Objective: Put every line of the data below into a numbered list, skipping blank lines and omitting the pictures.

BEGIN Data for this task

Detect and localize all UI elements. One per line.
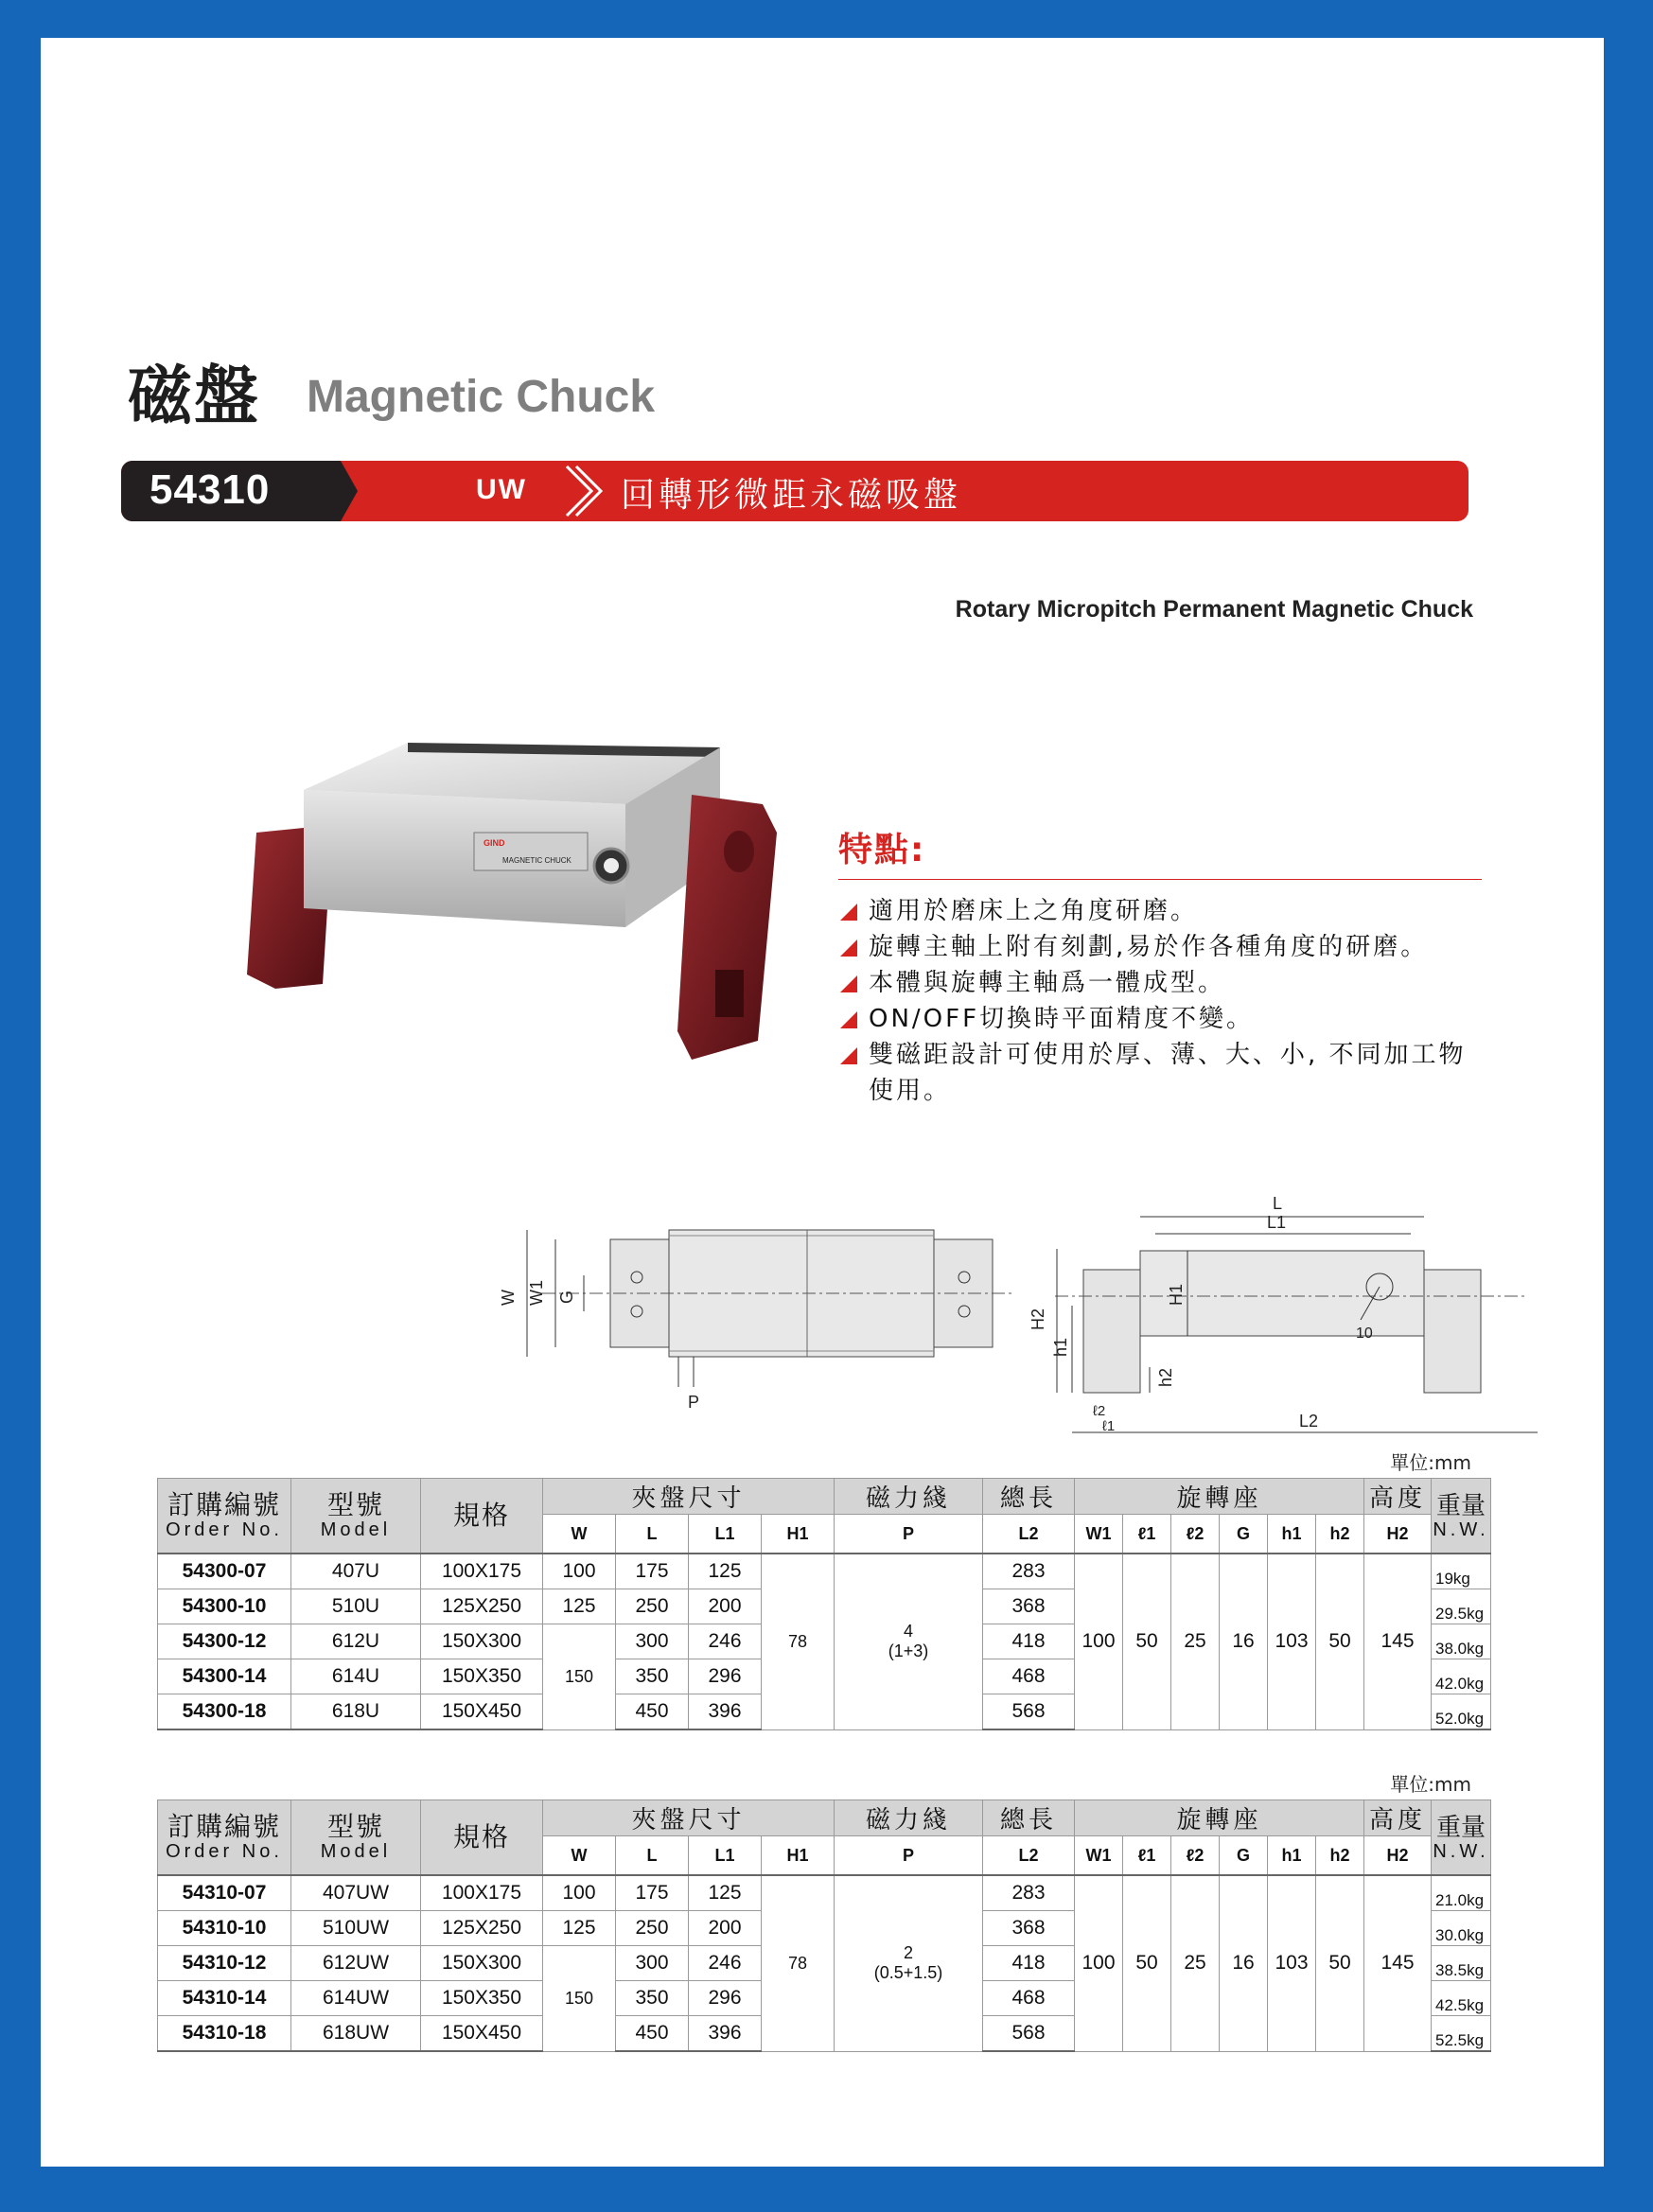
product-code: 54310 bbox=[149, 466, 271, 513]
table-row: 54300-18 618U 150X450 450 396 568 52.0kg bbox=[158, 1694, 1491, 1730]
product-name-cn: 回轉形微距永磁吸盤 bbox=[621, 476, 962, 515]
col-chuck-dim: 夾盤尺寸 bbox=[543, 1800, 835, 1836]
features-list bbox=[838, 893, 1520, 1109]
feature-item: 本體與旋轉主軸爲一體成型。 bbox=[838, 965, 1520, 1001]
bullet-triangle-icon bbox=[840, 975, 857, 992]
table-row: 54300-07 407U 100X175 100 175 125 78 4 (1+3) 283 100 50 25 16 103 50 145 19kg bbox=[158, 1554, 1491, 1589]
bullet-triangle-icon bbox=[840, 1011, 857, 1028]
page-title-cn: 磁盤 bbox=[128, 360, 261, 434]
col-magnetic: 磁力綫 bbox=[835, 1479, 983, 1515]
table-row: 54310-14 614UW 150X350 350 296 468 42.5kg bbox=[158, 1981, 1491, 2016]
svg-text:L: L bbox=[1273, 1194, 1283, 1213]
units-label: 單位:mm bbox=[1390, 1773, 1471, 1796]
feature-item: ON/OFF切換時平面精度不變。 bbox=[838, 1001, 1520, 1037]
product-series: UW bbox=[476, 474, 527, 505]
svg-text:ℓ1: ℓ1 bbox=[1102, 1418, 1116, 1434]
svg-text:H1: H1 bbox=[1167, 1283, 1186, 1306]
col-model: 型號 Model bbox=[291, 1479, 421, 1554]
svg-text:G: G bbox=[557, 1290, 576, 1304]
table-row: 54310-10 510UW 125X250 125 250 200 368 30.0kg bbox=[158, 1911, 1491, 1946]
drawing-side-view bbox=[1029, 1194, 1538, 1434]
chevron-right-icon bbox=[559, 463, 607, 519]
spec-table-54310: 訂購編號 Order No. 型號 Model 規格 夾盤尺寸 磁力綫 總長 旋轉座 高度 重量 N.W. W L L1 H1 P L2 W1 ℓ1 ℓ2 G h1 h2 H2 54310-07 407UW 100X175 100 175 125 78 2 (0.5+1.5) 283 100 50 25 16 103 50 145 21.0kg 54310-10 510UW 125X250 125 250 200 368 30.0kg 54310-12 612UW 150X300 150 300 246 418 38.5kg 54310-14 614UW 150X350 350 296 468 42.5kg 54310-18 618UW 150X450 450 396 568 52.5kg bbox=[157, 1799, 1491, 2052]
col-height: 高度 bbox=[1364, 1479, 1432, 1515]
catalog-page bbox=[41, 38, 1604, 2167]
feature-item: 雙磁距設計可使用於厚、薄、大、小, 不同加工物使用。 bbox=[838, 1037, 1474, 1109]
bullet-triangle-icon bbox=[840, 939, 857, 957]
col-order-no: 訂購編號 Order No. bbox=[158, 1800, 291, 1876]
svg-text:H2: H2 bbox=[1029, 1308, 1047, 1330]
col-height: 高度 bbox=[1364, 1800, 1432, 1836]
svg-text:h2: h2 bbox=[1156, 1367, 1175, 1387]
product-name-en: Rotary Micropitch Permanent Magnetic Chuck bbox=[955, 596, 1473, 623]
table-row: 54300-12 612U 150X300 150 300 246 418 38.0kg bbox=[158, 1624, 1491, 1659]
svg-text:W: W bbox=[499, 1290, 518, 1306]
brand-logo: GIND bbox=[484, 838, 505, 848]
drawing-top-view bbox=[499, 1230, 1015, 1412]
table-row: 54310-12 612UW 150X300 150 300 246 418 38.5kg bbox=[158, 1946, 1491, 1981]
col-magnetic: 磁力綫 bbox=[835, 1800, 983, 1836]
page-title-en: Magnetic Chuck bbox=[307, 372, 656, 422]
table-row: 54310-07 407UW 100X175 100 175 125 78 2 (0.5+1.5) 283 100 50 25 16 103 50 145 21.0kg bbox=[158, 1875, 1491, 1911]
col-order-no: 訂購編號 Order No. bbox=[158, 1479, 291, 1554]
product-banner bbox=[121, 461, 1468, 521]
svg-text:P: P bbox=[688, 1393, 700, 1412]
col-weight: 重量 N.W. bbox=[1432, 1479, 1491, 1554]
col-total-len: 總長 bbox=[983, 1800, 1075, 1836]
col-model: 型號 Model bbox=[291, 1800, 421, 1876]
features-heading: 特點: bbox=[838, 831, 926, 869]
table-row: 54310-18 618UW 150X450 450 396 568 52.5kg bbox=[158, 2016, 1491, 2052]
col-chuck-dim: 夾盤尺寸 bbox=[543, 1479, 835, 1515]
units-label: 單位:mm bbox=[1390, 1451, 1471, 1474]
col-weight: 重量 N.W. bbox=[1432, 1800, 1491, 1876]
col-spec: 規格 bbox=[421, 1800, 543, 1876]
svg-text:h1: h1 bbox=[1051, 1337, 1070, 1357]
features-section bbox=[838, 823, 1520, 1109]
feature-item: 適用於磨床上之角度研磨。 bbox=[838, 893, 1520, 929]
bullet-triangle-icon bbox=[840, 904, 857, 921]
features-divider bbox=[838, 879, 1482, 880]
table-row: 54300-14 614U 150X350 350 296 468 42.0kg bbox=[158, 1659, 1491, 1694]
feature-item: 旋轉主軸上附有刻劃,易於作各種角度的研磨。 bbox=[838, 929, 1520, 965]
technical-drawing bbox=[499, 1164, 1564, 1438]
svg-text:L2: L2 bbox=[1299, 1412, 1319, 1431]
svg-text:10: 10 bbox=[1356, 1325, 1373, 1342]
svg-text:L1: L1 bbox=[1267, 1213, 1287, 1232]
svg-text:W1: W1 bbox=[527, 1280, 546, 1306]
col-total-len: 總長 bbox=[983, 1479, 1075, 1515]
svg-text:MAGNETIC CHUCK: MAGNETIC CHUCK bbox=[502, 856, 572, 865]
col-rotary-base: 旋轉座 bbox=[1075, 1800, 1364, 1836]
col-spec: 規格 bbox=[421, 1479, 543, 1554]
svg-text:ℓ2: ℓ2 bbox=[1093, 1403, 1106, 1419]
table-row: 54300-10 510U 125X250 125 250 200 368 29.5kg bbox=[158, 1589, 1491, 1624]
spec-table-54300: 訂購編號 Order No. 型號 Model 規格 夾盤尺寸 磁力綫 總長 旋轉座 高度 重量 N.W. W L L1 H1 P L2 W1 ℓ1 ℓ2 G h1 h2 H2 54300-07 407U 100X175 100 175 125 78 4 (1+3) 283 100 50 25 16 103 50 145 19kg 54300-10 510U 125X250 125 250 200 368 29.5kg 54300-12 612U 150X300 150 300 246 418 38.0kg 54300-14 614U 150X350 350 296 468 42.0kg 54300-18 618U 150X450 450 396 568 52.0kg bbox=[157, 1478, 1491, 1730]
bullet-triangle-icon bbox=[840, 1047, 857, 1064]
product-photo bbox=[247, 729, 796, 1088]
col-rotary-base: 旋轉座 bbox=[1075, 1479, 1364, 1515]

END Data for this task

Answer to the problem:
1. Detect and localize all UI elements. One per line.
2. product-code: 54310 bbox=[149, 466, 271, 513]
3. table-row: 54300-18 618U 150X450 450 396 568 52.0kg bbox=[158, 1694, 1491, 1730]
4. product-name-cn: 回轉形微距永磁吸盤 bbox=[621, 476, 962, 515]
5. col-chuck-dim: 夾盤尺寸 bbox=[543, 1800, 835, 1836]
6. features-list bbox=[838, 893, 1520, 1109]
7. feature-item: 本體與旋轉主軸爲一體成型。 bbox=[838, 965, 1520, 1001]
8. bullet-triangle-icon bbox=[840, 975, 857, 992]
9. table-row: 54300-07 407U 100X175 100 175 125 78 4 (1+3) 283 100 50 25 16 103 50 145 19kg bbox=[158, 1554, 1491, 1589]
10. bullet-triangle-icon bbox=[840, 1011, 857, 1028]
11. page-title-cn: 磁盤 bbox=[128, 360, 261, 434]
12. col-magnetic: 磁力綫 bbox=[835, 1479, 983, 1515]
13. table-row: 54310-14 614UW 150X350 350 296 468 42.5kg bbox=[158, 1981, 1491, 2016]
14. svg-text:L: L bbox=[1273, 1194, 1283, 1213]
15. units-label: 單位:mm bbox=[1390, 1773, 1471, 1796]
16. feature-item: ON/OFF切換時平面精度不變。 bbox=[838, 1001, 1520, 1037]
17. product-series: UW bbox=[476, 474, 527, 505]
18. svg-text:ℓ1: ℓ1 bbox=[1102, 1418, 1116, 1434]
19. svg-text:H1: H1 bbox=[1167, 1283, 1186, 1306]
20. col-model: 型號 Model bbox=[291, 1479, 421, 1554]
21. svg-text:G: G bbox=[557, 1290, 576, 1304]
22. table-row: 54310-10 510UW 125X250 125 250 200 368 30.0kg bbox=[158, 1911, 1491, 1946]
23. drawing-side-view bbox=[1029, 1194, 1538, 1434]
24. chevron-right-icon bbox=[559, 463, 607, 519]
25. spec-table-54310: 訂購編號 Order No. 型號 Model 規格 夾盤尺寸 磁力綫 總長 旋轉座 高度 重量 N.W. W L L1 H1 P L2 W1 ℓ1 ℓ2 G h1 h2 H2 54310-07 407UW 100X175 100 175 125 78 2 (0.5+1.5) 283 100 50 25 16 103 50 145 21.0kg 54310-10 510UW 125X250 125 250 200 368 30.0kg 54310-12 612UW 150X300 150 300 246 418 38.5kg 54310-14 614UW 150X350 350 296 468 42.5kg 54310-18 618UW 150X450 450 396 568 52.5kg bbox=[157, 1799, 1491, 2052]
26. col-height: 高度 bbox=[1364, 1479, 1432, 1515]
27. catalog-page bbox=[41, 38, 1604, 2167]
28. feature-item: 雙磁距設計可使用於厚、薄、大、小, 不同加工物使用。 bbox=[838, 1037, 1474, 1109]
29. bullet-triangle-icon bbox=[840, 939, 857, 957]
30. col-order-no: 訂購編號 Order No. bbox=[158, 1800, 291, 1876]
31. svg-text:H2: H2 bbox=[1029, 1308, 1047, 1330]
32. col-height: 高度 bbox=[1364, 1800, 1432, 1836]
33. svg-text:h2: h2 bbox=[1156, 1367, 1175, 1387]
34. product-name-en: Rotary Micropitch Permanent Magnetic Chuck bbox=[955, 596, 1473, 623]
35. table-row: 54300-12 612U 150X300 150 300 246 418 38.0kg bbox=[158, 1624, 1491, 1659]
36. svg-text:W: W bbox=[499, 1290, 518, 1306]
37. brand-logo: GIND bbox=[484, 838, 505, 848]
38. drawing-top-view bbox=[499, 1230, 1015, 1412]
39. table-row: 54310-12 612UW 150X300 150 300 246 418 38.5kg bbox=[158, 1946, 1491, 1981]
40. col-magnetic: 磁力綫 bbox=[835, 1800, 983, 1836]
41. page-title-en: Magnetic Chuck bbox=[307, 372, 656, 422]
42. table-row: 54310-07 407UW 100X175 100 175 125 78 2 (0.5+1.5) 283 100 50 25 16 103 50 145 21.0kg bbox=[158, 1875, 1491, 1911]
43. col-order-no: 訂購編號 Order No. bbox=[158, 1479, 291, 1554]
44. product-banner bbox=[121, 461, 1468, 521]
45. svg-text:P: P bbox=[688, 1393, 700, 1412]
46. col-weight: 重量 N.W. bbox=[1432, 1479, 1491, 1554]
47. col-total-len: 總長 bbox=[983, 1800, 1075, 1836]
48. col-model: 型號 Model bbox=[291, 1800, 421, 1876]
49. features-heading: 特點: bbox=[838, 831, 926, 869]
50. table-row: 54310-18 618UW 150X450 450 396 568 52.5kg bbox=[158, 2016, 1491, 2052]
51. col-chuck-dim: 夾盤尺寸 bbox=[543, 1479, 835, 1515]
52. units-label: 單位:mm bbox=[1390, 1451, 1471, 1474]
53. col-weight: 重量 N.W. bbox=[1432, 1800, 1491, 1876]
54. col-spec: 規格 bbox=[421, 1800, 543, 1876]
55. svg-text:h1: h1 bbox=[1051, 1337, 1070, 1357]
56. features-section bbox=[838, 823, 1520, 1109]
57. feature-item: 適用於磨床上之角度研磨。 bbox=[838, 893, 1520, 929]
58. bullet-triangle-icon bbox=[840, 904, 857, 921]
59. features-divider bbox=[838, 879, 1482, 880]
60. table-row: 54300-14 614U 150X350 350 296 468 42.0kg bbox=[158, 1659, 1491, 1694]
61. feature-item: 旋轉主軸上附有刻劃,易於作各種角度的研磨。 bbox=[838, 929, 1520, 965]
62. technical-drawing bbox=[499, 1164, 1564, 1438]
63. svg-text:L2: L2 bbox=[1299, 1412, 1319, 1431]
64. svg-text:10: 10 bbox=[1356, 1325, 1373, 1342]
65. svg-text:L1: L1 bbox=[1267, 1213, 1287, 1232]
66. svg-text:W1: W1 bbox=[527, 1280, 546, 1306]
67. col-total-len: 總長 bbox=[983, 1479, 1075, 1515]
68. svg-text:MAGNETIC CHUCK: MAGNETIC CHUCK bbox=[502, 856, 572, 865]
69. col-rotary-base: 旋轉座 bbox=[1075, 1800, 1364, 1836]
70. col-spec: 規格 bbox=[421, 1479, 543, 1554]
71. svg-text:ℓ2: ℓ2 bbox=[1093, 1403, 1106, 1419]
72. table-row: 54300-10 510U 125X250 125 250 200 368 29.5kg bbox=[158, 1589, 1491, 1624]
73. spec-table-54300: 訂購編號 Order No. 型號 Model 規格 夾盤尺寸 磁力綫 總長 旋轉座 高度 重量 N.W. W L L1 H1 P L2 W1 ℓ1 ℓ2 G h1 h2 H2 54300-07 407U 100X175 100 175 125 78 4 (1+3) 283 100 50 25 16 103 50 145 19kg 54300-10 510U 125X250 125 250 200 368 29.5kg 54300-12 612U 150X300 150 300 246 418 38.0kg 54300-14 614U 150X350 350 296 468 42.0kg 54300-18 618U 150X450 450 396 568 52.0kg bbox=[157, 1478, 1491, 1730]
74. bullet-triangle-icon bbox=[840, 1047, 857, 1064]
75. product-photo bbox=[247, 729, 796, 1088]
76. col-rotary-base: 旋轉座 bbox=[1075, 1479, 1364, 1515]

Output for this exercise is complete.